TASK STATEMENT: Please turn every line of the data from the one containing "- x-tick-label: A-07: [360, 467, 373, 491]" down through the one containing "- x-tick-label: M-06: [120, 213, 133, 239]", both included, into a JSON list of strings with one string per line and blank lines omitted.

Layout region records
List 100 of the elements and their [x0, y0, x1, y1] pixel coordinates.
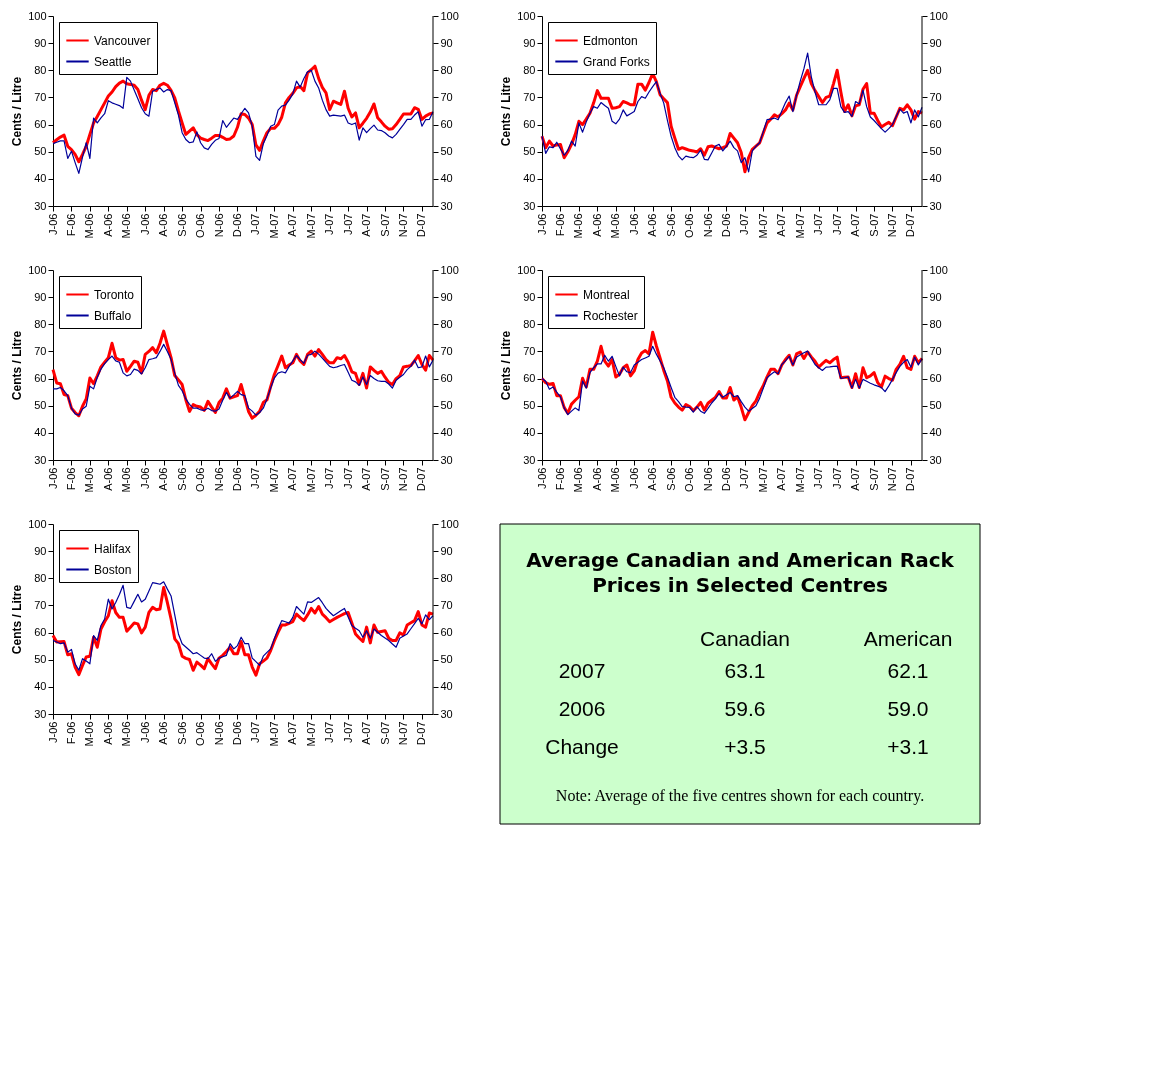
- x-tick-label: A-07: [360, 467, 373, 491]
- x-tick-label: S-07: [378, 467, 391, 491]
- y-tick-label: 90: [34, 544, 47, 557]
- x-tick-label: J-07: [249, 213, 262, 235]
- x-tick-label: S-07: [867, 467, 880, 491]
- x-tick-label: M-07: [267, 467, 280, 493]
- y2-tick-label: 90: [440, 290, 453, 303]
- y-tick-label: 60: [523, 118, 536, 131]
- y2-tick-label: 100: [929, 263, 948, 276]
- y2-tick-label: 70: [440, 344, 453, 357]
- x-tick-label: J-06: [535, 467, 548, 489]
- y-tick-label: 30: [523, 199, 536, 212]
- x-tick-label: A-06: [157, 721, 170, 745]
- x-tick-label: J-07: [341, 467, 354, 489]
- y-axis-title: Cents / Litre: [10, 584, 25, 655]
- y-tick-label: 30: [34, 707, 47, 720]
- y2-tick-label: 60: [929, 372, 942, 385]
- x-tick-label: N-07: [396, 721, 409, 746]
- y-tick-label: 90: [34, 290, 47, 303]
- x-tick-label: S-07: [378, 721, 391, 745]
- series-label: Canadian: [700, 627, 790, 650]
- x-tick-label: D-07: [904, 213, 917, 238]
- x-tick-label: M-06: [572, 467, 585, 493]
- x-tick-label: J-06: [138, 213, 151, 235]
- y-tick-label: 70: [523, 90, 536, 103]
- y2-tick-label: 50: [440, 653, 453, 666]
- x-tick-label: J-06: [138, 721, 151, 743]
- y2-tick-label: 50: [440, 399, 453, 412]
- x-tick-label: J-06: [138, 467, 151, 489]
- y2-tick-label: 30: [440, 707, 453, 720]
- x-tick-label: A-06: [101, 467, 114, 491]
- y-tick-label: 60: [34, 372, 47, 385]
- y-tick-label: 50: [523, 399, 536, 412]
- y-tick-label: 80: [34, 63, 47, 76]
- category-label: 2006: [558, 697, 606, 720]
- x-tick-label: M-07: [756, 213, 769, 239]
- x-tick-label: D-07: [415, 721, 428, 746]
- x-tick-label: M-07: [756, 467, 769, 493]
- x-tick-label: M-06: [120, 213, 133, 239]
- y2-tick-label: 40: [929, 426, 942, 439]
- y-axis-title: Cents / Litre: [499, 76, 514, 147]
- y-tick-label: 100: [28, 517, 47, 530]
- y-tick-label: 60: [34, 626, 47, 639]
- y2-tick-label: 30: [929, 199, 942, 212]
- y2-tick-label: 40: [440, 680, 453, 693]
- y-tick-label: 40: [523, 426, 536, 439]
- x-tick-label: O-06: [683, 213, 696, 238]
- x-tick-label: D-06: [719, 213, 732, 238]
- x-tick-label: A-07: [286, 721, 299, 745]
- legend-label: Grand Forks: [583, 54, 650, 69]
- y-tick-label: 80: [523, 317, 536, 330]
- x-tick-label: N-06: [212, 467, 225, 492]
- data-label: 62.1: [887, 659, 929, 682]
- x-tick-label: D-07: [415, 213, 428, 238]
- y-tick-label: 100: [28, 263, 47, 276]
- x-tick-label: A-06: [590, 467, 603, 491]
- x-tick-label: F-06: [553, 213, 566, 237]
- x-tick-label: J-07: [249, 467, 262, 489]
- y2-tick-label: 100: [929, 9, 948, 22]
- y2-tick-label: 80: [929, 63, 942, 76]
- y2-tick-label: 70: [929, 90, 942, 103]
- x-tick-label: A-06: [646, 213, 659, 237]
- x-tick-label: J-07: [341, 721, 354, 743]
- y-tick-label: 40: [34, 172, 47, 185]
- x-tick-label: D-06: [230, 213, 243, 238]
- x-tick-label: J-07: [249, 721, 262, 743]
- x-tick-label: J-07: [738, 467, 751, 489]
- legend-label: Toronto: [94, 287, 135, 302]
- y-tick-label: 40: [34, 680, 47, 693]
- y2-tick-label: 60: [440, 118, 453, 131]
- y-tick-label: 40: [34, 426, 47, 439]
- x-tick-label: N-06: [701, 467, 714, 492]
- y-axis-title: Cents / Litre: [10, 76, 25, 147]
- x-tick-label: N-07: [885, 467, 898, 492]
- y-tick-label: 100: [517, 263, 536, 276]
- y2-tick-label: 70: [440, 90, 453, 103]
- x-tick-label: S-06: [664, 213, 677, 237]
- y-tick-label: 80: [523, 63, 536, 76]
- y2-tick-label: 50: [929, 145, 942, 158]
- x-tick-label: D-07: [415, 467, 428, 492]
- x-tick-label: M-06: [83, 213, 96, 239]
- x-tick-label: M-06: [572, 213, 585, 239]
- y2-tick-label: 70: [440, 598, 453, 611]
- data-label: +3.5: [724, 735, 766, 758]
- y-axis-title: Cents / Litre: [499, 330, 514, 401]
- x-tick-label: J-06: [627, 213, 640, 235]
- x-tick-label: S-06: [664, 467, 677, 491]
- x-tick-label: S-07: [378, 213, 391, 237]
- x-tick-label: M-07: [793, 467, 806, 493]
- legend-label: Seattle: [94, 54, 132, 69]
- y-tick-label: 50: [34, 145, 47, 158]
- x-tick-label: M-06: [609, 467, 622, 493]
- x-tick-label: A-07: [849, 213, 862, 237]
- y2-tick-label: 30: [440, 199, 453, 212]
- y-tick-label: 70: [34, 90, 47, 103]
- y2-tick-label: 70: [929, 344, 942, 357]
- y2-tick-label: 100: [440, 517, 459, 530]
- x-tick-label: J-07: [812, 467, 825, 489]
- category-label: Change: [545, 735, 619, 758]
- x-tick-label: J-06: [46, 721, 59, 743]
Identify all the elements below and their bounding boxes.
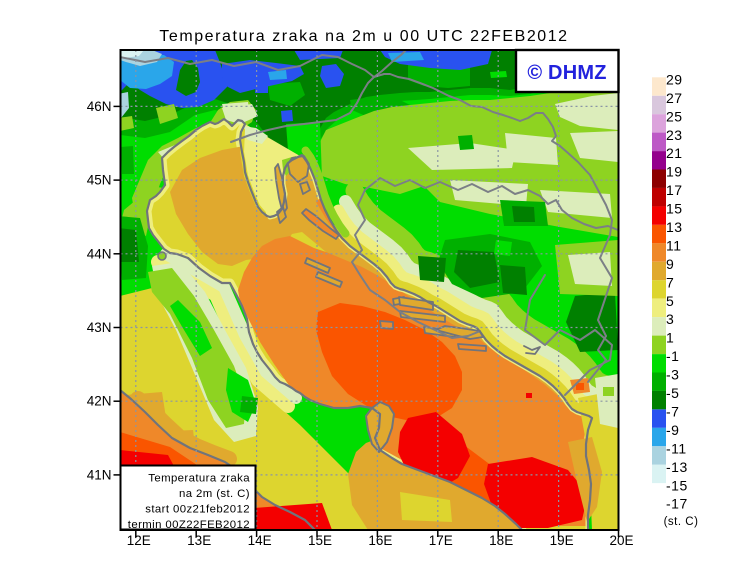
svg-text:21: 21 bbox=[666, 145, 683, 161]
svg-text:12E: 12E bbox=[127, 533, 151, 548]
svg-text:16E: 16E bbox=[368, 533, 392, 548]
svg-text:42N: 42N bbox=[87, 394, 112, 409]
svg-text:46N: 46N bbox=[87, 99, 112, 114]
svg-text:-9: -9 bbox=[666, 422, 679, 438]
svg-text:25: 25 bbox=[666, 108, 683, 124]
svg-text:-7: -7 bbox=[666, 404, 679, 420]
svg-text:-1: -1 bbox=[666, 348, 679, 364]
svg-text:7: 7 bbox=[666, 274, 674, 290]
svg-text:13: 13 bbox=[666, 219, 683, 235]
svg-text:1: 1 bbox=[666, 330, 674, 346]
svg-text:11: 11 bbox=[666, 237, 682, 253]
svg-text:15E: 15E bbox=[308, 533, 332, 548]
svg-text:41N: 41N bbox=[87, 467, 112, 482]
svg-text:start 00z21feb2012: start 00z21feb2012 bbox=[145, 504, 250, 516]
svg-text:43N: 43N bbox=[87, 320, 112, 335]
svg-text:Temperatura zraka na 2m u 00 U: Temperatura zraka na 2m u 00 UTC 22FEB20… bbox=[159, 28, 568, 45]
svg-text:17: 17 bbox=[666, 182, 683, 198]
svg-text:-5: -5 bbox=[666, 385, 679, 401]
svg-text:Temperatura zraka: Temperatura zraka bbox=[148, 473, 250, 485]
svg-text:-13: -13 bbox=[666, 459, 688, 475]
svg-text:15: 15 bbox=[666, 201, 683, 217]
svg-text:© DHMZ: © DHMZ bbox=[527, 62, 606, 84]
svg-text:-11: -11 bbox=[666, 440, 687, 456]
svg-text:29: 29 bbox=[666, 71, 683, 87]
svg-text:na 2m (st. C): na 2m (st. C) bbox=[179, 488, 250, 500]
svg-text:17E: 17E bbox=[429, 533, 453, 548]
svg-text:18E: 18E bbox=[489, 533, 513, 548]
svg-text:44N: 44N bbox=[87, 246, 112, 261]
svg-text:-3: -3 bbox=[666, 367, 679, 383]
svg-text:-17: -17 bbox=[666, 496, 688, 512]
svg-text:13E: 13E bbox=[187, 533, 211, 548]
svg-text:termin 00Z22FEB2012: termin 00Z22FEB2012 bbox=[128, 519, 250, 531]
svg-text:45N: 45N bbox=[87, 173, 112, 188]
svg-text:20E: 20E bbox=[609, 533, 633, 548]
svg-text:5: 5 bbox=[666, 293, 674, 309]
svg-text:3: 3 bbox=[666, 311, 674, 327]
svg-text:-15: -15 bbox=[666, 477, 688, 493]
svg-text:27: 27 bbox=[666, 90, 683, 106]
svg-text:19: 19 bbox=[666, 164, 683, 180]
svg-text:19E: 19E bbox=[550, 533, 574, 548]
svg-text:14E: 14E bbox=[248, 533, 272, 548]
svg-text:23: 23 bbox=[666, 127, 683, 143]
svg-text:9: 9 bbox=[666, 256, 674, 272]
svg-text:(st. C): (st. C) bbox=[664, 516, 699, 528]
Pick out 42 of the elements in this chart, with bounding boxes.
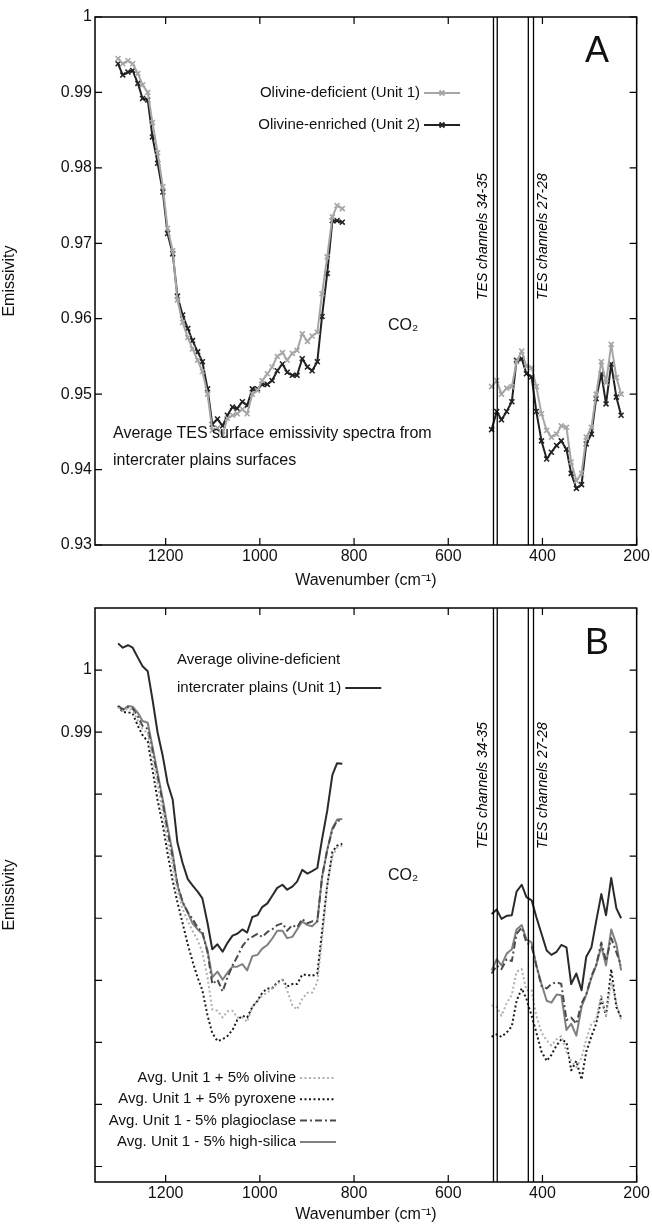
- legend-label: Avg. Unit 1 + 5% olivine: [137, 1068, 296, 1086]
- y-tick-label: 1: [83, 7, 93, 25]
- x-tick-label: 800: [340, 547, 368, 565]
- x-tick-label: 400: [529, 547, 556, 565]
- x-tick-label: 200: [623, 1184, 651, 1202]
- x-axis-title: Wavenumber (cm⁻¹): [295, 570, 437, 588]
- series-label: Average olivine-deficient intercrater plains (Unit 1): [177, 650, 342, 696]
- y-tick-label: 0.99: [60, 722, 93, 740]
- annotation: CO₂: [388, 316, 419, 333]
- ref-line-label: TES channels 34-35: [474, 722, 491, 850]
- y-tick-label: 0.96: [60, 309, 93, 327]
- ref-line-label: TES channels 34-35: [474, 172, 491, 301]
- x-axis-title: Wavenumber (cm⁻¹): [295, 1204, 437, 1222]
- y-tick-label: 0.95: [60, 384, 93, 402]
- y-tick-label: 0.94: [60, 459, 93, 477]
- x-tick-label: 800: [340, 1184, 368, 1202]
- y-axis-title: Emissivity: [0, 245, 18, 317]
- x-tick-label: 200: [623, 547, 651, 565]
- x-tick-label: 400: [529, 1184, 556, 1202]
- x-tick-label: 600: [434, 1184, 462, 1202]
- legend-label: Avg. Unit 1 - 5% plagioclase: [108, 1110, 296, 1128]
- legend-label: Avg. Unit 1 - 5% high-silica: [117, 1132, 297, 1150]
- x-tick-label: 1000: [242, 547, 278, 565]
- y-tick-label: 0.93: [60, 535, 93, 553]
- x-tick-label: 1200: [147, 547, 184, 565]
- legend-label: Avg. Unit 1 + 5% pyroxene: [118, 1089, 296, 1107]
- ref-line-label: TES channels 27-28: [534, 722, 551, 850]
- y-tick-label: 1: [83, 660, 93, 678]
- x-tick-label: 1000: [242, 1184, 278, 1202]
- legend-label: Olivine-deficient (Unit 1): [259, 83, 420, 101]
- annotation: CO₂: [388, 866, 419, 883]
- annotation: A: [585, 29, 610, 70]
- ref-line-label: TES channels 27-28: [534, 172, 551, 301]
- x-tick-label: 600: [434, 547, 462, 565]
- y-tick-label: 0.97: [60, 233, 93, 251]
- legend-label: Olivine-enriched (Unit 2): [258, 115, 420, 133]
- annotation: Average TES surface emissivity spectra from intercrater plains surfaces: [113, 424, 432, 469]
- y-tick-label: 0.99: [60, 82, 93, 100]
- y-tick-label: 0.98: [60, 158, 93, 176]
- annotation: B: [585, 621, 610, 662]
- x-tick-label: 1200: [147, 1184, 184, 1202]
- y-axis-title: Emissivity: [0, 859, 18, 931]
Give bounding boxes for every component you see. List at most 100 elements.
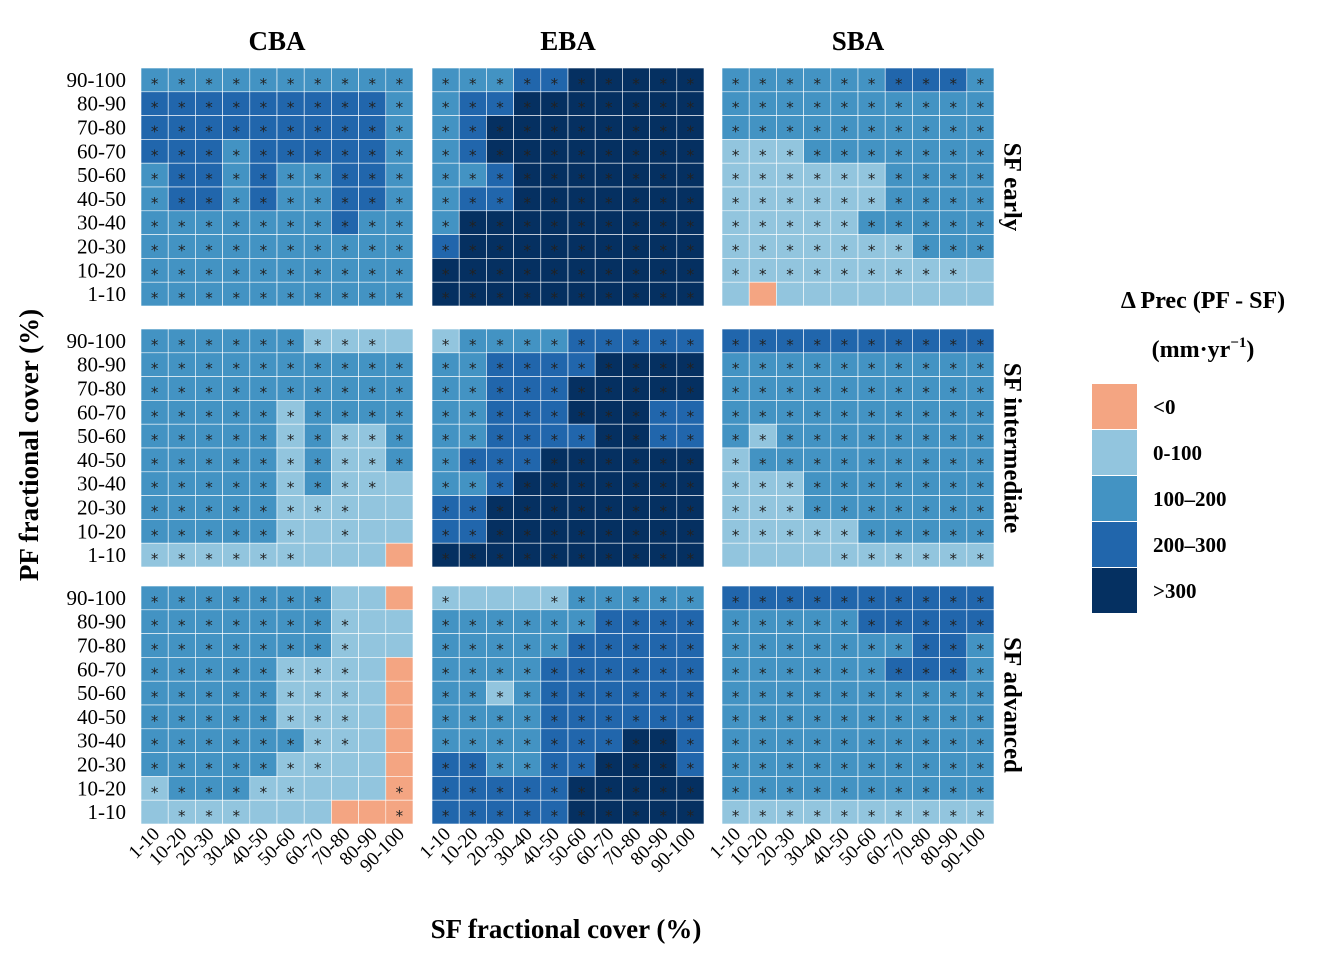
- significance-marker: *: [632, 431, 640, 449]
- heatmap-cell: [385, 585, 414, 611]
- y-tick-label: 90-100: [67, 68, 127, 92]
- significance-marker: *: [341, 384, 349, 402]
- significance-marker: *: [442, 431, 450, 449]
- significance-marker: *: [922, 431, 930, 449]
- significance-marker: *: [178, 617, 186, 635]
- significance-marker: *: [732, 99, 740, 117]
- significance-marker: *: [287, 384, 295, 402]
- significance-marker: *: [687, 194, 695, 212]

RESULT:
[
  "- x-tick-label: A-07: [360, 467, 373, 491]",
  "- x-tick-label: S-07: [378, 467, 391, 491]",
  "- y-tick-label: 90: [34, 544, 47, 557]",
  "- x-tick-label: J-07: [249, 213, 262, 235]",
  "- x-tick-label: S-07: [867, 467, 880, 491]",
  "- x-tick-label: M-07: [267, 467, 280, 493]",
  "- y2-tick-label: 90: [440, 290, 453, 303]",
  "- y-tick-label: 60: [523, 118, 536, 131]",
  "- y2-tick-label: 100: [929, 263, 948, 276]",
  "- y2-tick-label: 70: [440, 344, 453, 357]",
  "- x-tick-label: J-06: [535, 467, 548, 489]",
  "- y-tick-label: 30: [523, 199, 536, 212]",
  "- x-tick-label: A-06: [157, 721, 170, 745]",
  "- x-tick-label: J-07: [341, 467, 354, 489]",
  "- y-axis-title: Cents / Litre: [10, 584, 25, 655]",
  "- y-tick-label: 30: [34, 707, 47, 720]",
  "- y2-tick-label: 60: [929, 372, 942, 385]",
  "- x-tick-label: N-07: [396, 721, 409, 746]",
  "- y-tick-label: 90: [34, 290, 47, 303]",
  "- x-tick-label: S-07: [378, 721, 391, 745]",
  "- series-label: Canadian: [700, 627, 790, 650]",
  "- x-tick-label: D-07: [904, 213, 917, 238]",
  "- x-tick-label: M-06: [572, 467, 585, 493]",
  "- x-tick-label: J-06: [138, 213, 151, 235]",
  "- y-tick-label: 70: [523, 90, 536, 103]",
  "- y2-tick-label: 50: [440, 653, 453, 666]",
  "- x-tick-label: J-06: [138, 721, 151, 743]",
  "- y2-tick-label: 50: [440, 399, 453, 412]",
  "- x-tick-label: J-06: [138, 467, 151, 489]",
  "- y2-tick-label: 30: [440, 707, 453, 720]",
  "- x-tick-label: A-06: [101, 467, 114, 491]",
  "- y-tick-label: 60: [34, 372, 47, 385]",
  "- y-tick-label: 50: [523, 399, 536, 412]",
  "- y-tick-label: 80: [34, 63, 47, 76]",
  "- category-label: 2006: [558, 697, 606, 720]",
  "- x-tick-label: M-07: [756, 213, 769, 239]",
  "- x-tick-label: D-07: [415, 721, 428, 746]",
  "- x-tick-label: M-07: [756, 467, 769, 493]",
  "- x-tick-label: M-06: [120, 213, 133, 239]"
]